STATED GOAL: Using the data below, copy each line that includes the word "saltar".

(Collected data)
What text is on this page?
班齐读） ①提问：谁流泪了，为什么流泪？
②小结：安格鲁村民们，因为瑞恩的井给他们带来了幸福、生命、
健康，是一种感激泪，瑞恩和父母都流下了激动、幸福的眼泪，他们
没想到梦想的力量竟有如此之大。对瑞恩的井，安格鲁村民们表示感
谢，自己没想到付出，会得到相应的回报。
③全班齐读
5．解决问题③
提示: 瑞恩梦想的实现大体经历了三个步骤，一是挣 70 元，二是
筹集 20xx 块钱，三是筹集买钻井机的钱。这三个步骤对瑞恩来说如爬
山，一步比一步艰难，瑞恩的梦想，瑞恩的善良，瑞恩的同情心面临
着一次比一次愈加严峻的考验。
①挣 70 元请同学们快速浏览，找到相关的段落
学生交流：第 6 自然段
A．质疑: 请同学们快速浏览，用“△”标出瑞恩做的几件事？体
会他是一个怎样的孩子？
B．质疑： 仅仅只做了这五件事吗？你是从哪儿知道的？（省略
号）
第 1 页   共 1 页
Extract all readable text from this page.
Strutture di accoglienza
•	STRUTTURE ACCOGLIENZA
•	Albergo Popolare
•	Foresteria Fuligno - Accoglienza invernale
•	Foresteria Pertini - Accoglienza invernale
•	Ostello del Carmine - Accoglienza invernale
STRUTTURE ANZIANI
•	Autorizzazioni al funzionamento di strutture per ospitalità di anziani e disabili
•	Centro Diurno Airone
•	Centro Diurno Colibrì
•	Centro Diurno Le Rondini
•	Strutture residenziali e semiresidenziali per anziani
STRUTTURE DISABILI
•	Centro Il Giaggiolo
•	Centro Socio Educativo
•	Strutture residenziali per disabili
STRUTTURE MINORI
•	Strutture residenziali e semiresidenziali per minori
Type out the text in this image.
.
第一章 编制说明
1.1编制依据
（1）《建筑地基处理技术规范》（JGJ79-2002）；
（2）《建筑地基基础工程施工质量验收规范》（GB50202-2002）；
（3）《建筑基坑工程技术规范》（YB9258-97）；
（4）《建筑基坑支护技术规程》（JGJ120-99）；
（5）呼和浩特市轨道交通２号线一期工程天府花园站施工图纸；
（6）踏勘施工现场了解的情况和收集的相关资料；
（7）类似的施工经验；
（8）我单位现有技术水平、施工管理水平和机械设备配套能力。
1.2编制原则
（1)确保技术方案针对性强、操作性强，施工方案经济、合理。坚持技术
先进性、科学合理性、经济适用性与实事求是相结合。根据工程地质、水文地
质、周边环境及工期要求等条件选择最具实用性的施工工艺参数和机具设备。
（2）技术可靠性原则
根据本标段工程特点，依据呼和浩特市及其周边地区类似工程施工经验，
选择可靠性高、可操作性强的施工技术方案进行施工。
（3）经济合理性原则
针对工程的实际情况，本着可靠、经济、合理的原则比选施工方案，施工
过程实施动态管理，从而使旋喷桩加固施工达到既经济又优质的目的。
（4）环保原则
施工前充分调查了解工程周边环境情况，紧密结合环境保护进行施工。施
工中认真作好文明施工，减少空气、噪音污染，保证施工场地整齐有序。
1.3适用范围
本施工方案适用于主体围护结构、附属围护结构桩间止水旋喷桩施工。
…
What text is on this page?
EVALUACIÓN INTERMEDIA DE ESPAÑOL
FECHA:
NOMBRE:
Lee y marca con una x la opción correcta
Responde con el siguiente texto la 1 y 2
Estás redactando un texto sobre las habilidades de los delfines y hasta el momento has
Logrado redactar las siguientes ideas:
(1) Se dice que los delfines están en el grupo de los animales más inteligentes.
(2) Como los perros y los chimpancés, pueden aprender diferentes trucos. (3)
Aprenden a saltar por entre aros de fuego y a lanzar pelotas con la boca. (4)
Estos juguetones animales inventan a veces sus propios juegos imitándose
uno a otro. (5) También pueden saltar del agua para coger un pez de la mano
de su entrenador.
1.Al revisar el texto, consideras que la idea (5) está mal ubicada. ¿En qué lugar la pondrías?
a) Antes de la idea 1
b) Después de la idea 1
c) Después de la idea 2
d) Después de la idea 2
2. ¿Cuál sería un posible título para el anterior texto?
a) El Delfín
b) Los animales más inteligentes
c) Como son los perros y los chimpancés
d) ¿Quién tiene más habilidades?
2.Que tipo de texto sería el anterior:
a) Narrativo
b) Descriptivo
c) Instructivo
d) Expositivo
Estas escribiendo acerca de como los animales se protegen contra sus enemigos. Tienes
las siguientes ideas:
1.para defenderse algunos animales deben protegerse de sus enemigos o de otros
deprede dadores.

FINAL ANSWER:
Aprenden a saltar por entre aros de fuego y a lanzar pelotas con la boca. (4)
uno a otro. (5) También pueden saltar del agua para coger un pez de la mano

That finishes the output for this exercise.